Look for "stomach" in each line of the entries, and return the matching lines.

(Figure dataset records)
____

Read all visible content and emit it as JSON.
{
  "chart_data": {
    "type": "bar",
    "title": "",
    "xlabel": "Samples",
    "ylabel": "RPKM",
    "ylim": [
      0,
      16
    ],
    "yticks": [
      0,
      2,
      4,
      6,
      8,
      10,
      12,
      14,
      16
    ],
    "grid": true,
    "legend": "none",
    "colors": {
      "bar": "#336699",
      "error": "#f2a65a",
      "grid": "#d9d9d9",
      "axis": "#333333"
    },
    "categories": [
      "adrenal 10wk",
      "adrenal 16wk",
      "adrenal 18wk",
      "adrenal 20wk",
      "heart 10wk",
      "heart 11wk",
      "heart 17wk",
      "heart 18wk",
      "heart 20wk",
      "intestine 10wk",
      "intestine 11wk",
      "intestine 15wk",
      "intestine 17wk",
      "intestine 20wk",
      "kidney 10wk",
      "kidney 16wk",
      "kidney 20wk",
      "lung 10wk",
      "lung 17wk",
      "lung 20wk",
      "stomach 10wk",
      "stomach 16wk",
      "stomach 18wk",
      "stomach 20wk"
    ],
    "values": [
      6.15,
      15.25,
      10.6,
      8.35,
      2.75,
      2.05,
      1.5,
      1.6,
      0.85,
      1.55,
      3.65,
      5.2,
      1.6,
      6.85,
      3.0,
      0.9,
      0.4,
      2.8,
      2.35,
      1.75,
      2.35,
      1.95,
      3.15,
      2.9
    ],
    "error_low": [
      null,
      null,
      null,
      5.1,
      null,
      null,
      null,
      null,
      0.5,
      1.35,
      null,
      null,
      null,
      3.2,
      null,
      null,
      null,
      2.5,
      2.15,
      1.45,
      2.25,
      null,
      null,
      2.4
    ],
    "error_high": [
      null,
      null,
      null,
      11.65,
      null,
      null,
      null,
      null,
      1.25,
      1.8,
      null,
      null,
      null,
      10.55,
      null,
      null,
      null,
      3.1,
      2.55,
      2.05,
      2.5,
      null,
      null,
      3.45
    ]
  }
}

____

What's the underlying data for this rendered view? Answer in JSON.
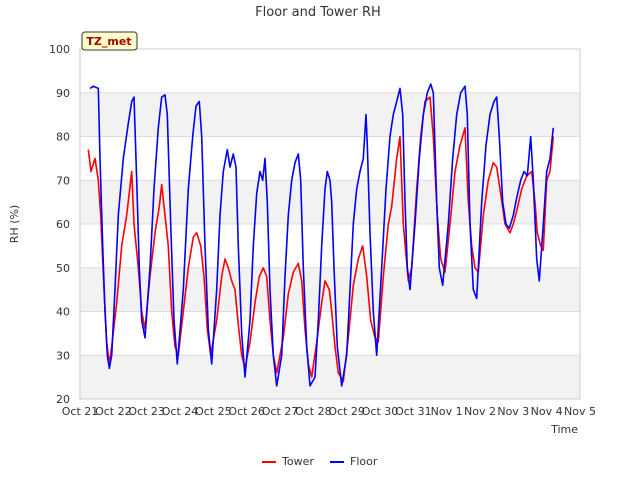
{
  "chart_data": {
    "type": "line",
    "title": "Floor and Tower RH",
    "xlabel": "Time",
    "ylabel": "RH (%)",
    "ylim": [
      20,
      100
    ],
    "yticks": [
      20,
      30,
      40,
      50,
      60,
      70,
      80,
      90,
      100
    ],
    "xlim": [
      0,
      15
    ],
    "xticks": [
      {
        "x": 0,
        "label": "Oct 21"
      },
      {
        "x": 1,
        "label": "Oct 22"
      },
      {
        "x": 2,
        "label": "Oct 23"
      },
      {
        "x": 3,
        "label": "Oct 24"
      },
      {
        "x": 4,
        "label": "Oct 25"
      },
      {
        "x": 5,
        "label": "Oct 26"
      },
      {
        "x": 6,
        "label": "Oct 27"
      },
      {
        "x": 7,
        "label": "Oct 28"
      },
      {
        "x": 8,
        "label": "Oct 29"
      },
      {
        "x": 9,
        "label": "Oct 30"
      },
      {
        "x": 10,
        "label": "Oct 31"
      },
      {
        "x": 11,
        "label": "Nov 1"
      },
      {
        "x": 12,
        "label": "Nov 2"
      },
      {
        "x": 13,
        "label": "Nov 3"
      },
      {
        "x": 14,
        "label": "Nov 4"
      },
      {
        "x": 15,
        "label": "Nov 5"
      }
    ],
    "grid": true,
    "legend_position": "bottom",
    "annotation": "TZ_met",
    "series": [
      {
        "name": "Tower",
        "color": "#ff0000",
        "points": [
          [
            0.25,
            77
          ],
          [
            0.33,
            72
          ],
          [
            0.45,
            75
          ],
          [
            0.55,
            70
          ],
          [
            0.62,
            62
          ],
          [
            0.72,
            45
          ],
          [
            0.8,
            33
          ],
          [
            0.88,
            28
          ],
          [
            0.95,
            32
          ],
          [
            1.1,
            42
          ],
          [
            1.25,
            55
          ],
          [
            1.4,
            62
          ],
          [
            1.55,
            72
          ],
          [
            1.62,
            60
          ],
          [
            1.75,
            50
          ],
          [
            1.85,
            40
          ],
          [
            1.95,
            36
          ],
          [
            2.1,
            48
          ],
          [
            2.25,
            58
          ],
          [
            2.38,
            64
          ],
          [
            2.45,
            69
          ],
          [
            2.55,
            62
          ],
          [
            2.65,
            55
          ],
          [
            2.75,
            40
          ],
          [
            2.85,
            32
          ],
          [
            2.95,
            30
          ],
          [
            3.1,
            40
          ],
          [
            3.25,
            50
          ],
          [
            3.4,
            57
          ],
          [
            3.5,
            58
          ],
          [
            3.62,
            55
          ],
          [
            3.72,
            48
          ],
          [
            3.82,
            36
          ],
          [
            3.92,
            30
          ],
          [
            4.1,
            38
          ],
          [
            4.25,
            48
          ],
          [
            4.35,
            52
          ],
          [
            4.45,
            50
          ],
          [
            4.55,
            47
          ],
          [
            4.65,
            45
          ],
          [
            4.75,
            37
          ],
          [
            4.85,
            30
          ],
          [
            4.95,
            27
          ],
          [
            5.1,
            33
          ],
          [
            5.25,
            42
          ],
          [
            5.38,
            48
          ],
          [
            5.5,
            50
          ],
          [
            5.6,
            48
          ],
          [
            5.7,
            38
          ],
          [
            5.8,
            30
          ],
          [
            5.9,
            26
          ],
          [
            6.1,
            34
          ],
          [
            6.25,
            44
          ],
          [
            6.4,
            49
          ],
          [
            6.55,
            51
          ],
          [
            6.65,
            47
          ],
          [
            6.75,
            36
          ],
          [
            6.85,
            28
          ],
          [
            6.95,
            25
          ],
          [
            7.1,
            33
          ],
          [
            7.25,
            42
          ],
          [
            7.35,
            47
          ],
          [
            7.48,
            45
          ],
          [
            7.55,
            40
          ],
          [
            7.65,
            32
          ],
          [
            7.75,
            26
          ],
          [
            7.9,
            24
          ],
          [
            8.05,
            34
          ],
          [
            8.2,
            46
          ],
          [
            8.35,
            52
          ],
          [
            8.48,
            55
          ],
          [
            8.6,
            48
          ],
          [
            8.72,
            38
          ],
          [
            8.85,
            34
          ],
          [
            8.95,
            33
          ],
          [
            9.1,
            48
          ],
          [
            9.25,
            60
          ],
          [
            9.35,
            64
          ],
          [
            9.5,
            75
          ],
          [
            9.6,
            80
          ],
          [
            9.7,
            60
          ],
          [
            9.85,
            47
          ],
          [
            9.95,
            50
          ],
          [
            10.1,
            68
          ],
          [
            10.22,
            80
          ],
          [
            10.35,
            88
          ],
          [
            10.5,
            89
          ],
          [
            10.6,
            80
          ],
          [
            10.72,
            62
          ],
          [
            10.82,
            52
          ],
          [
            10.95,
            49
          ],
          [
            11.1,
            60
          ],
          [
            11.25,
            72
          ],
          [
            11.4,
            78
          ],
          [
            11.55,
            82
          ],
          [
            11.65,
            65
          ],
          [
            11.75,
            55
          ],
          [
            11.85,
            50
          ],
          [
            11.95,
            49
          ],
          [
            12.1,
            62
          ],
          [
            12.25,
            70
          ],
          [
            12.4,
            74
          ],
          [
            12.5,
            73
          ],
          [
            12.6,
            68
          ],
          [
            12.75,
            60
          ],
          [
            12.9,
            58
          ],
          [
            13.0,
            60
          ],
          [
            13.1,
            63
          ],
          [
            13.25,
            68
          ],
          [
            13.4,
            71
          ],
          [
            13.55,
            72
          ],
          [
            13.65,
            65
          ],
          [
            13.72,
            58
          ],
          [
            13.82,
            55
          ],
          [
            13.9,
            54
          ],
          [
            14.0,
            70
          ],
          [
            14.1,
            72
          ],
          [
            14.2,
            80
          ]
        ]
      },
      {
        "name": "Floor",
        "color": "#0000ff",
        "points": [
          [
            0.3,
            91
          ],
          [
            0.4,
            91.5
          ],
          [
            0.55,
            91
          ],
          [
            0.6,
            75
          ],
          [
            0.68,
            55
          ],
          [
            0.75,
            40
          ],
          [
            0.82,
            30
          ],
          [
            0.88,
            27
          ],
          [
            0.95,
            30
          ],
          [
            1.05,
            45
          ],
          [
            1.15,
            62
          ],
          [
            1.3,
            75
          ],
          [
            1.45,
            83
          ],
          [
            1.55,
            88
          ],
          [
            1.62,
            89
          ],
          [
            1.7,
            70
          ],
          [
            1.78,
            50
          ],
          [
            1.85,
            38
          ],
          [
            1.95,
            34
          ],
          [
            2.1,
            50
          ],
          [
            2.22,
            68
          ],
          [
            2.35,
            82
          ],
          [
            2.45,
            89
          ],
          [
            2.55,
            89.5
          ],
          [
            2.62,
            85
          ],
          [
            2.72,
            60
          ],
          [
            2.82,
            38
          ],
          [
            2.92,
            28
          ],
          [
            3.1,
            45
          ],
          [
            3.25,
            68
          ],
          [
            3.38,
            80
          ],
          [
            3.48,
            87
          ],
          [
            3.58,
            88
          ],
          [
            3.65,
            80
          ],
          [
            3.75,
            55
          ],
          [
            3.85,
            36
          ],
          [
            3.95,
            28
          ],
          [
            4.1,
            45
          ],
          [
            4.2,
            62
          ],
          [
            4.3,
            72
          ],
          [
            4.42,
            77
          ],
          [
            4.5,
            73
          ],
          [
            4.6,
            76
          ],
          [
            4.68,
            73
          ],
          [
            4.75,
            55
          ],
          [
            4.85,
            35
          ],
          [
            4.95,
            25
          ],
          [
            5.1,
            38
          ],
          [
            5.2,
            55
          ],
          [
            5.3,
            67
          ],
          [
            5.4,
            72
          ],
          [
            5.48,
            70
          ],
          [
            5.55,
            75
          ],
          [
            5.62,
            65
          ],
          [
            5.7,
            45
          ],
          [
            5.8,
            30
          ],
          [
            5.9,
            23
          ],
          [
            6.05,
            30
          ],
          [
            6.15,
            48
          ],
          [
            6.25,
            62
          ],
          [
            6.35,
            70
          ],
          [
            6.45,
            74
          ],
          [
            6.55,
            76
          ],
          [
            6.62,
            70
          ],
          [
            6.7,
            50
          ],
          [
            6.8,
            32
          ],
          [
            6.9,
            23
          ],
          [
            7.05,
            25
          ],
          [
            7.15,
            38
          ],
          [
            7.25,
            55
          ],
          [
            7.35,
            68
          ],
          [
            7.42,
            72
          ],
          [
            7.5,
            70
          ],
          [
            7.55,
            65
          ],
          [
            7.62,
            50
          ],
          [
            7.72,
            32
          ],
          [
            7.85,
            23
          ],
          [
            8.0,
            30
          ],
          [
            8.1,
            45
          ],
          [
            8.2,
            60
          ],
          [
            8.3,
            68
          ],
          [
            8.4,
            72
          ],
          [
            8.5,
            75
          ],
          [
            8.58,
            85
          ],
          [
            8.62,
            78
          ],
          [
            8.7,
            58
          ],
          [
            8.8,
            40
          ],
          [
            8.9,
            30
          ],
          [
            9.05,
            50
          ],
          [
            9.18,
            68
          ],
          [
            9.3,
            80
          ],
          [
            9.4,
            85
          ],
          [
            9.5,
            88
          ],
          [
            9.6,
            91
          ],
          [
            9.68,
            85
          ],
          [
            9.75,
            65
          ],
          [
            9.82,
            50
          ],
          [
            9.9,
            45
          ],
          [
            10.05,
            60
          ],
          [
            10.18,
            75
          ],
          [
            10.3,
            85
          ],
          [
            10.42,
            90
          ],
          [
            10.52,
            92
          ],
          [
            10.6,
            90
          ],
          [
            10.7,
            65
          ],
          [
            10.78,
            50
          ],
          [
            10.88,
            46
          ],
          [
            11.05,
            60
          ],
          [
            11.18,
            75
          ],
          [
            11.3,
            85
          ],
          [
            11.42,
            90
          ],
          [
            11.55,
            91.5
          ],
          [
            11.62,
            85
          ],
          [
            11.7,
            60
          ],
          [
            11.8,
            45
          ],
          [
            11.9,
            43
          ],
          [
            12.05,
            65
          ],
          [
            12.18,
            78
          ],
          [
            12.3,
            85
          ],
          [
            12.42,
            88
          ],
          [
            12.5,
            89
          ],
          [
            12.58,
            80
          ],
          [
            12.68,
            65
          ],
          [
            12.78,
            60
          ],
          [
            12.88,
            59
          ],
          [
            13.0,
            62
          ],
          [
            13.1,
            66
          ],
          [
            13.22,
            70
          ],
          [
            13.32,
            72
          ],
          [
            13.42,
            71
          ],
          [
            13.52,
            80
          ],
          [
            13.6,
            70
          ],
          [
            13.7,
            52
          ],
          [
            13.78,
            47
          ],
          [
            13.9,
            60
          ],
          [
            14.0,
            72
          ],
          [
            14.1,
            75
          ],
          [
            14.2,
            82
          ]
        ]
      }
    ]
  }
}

____

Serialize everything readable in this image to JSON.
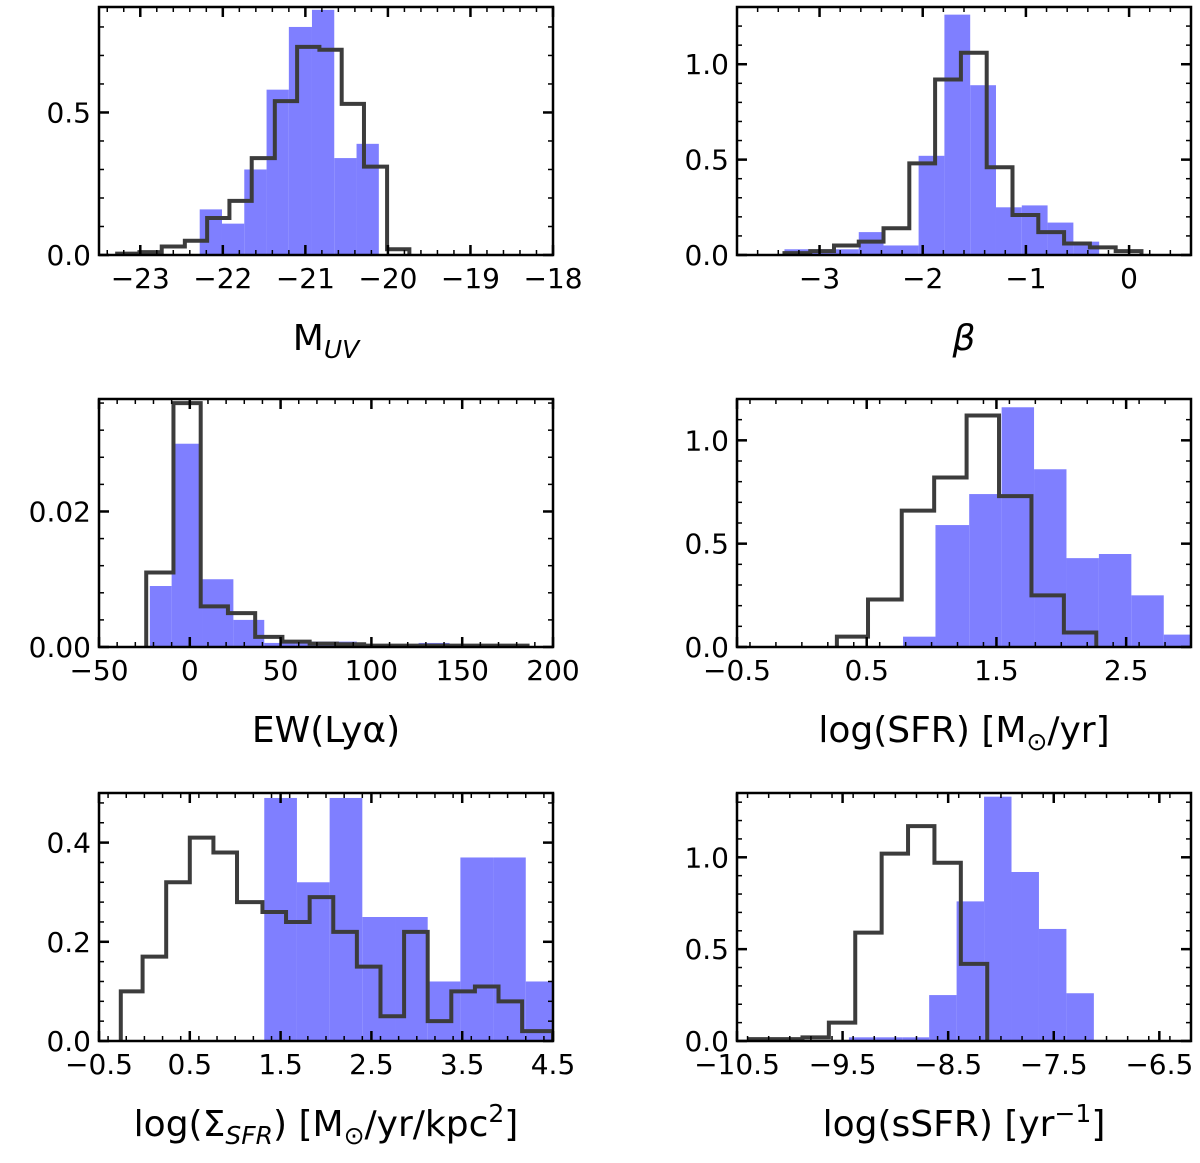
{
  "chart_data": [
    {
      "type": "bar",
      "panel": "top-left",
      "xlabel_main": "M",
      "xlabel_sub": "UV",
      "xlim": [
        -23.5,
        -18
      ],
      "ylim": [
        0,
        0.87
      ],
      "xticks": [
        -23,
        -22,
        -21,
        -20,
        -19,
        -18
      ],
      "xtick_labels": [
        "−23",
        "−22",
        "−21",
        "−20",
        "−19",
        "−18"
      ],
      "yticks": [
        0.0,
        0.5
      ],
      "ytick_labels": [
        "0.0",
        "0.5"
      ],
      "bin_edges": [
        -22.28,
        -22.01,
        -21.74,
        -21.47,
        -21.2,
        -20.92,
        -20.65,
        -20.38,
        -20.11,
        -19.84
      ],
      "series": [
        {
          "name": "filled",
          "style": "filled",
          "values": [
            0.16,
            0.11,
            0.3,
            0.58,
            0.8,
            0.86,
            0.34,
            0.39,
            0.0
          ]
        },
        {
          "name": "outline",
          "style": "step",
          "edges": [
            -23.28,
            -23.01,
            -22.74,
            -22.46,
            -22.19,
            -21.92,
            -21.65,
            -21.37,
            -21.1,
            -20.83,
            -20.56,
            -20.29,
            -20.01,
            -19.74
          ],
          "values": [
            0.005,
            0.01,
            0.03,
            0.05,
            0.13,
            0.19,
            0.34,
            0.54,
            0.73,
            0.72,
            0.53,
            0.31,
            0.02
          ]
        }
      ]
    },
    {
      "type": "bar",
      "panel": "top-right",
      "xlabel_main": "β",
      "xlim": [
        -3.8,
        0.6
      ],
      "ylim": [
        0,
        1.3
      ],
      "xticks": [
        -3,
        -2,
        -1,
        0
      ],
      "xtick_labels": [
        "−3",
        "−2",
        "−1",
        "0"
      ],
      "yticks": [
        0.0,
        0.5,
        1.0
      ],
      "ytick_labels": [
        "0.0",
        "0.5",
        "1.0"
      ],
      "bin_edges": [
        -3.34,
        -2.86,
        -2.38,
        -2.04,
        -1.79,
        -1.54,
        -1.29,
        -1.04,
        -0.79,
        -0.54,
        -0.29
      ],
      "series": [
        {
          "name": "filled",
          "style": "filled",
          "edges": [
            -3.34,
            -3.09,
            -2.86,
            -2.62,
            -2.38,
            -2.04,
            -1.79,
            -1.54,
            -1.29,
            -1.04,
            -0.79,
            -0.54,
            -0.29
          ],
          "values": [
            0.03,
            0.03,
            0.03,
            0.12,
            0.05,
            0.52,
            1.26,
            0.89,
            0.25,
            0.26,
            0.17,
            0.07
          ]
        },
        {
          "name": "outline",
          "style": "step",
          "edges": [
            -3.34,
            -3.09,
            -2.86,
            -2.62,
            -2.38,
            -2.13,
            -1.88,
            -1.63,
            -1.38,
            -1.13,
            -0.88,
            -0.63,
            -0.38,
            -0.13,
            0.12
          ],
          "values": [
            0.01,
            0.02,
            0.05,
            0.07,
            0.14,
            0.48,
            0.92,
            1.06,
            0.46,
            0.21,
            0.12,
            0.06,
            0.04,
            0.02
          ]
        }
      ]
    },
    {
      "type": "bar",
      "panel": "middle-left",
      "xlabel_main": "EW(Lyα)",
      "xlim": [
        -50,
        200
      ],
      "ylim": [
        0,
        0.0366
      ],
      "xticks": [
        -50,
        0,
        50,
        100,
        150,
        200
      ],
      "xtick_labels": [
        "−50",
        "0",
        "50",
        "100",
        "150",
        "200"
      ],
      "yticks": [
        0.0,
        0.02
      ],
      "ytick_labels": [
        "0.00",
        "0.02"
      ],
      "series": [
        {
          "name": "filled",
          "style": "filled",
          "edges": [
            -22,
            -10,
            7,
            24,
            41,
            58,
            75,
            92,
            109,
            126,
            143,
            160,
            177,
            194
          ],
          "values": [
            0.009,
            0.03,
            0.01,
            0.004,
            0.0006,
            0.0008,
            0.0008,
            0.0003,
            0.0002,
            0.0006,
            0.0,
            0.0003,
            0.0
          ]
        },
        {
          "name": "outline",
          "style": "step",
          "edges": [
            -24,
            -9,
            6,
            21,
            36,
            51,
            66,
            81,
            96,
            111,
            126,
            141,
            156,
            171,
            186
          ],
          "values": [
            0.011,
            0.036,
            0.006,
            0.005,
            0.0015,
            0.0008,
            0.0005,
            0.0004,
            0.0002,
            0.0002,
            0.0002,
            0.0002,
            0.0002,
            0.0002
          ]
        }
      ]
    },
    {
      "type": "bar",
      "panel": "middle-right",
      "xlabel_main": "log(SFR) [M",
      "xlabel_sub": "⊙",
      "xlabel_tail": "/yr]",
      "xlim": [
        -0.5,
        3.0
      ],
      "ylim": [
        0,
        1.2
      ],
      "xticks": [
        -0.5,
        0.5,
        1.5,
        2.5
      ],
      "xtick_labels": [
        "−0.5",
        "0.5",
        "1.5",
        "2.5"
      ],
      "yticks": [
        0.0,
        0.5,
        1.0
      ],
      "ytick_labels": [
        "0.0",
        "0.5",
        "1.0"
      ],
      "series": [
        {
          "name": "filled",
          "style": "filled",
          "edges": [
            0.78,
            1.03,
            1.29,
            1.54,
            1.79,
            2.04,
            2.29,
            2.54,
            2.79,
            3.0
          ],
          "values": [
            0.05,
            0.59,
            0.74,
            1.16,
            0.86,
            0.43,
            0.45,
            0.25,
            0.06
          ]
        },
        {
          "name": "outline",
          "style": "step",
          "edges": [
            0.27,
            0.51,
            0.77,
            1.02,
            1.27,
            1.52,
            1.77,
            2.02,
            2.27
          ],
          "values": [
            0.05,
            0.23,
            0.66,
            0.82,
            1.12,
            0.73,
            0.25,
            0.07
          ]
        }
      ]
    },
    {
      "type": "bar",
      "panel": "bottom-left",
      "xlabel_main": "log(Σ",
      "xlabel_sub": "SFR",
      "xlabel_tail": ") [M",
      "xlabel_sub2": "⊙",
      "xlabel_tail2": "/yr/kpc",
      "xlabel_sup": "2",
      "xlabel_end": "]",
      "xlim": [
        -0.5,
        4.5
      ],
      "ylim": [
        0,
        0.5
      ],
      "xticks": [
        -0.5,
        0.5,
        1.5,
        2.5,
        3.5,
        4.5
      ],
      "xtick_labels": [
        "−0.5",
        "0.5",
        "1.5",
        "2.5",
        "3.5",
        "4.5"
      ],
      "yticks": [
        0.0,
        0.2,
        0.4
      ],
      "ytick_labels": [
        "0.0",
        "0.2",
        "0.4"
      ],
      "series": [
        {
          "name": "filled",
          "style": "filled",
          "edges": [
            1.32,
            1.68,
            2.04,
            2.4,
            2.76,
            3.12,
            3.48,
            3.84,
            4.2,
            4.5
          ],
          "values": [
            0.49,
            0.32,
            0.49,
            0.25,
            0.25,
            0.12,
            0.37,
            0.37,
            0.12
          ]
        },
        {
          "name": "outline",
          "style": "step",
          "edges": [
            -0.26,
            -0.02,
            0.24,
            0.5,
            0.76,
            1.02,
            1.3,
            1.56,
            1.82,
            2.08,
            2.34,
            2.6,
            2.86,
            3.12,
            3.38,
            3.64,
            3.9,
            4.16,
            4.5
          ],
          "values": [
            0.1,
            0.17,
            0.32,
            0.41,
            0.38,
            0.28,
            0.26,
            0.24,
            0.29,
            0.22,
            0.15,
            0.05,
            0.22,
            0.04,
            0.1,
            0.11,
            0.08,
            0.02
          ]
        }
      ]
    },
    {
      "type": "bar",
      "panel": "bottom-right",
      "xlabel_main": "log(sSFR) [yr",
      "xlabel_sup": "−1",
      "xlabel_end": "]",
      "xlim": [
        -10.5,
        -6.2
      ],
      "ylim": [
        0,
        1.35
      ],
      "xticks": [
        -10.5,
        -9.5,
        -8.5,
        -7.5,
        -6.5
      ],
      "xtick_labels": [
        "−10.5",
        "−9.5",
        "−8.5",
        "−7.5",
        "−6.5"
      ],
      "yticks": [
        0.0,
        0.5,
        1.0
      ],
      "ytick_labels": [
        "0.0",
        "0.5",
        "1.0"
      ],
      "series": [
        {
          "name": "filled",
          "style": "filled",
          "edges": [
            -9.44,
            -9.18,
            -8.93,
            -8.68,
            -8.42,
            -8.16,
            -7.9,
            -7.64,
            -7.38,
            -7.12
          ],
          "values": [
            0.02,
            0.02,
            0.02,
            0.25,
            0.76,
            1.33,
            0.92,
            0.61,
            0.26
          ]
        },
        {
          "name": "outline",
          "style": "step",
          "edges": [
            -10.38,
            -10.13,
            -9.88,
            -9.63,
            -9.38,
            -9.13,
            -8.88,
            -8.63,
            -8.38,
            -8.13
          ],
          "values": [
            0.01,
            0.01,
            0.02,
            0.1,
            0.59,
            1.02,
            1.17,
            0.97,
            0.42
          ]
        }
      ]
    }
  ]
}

____

### Answer to the task
      "stomach 10wk",
      "stomach 16wk",
      "stomach 18wk",
      "stomach 20wk"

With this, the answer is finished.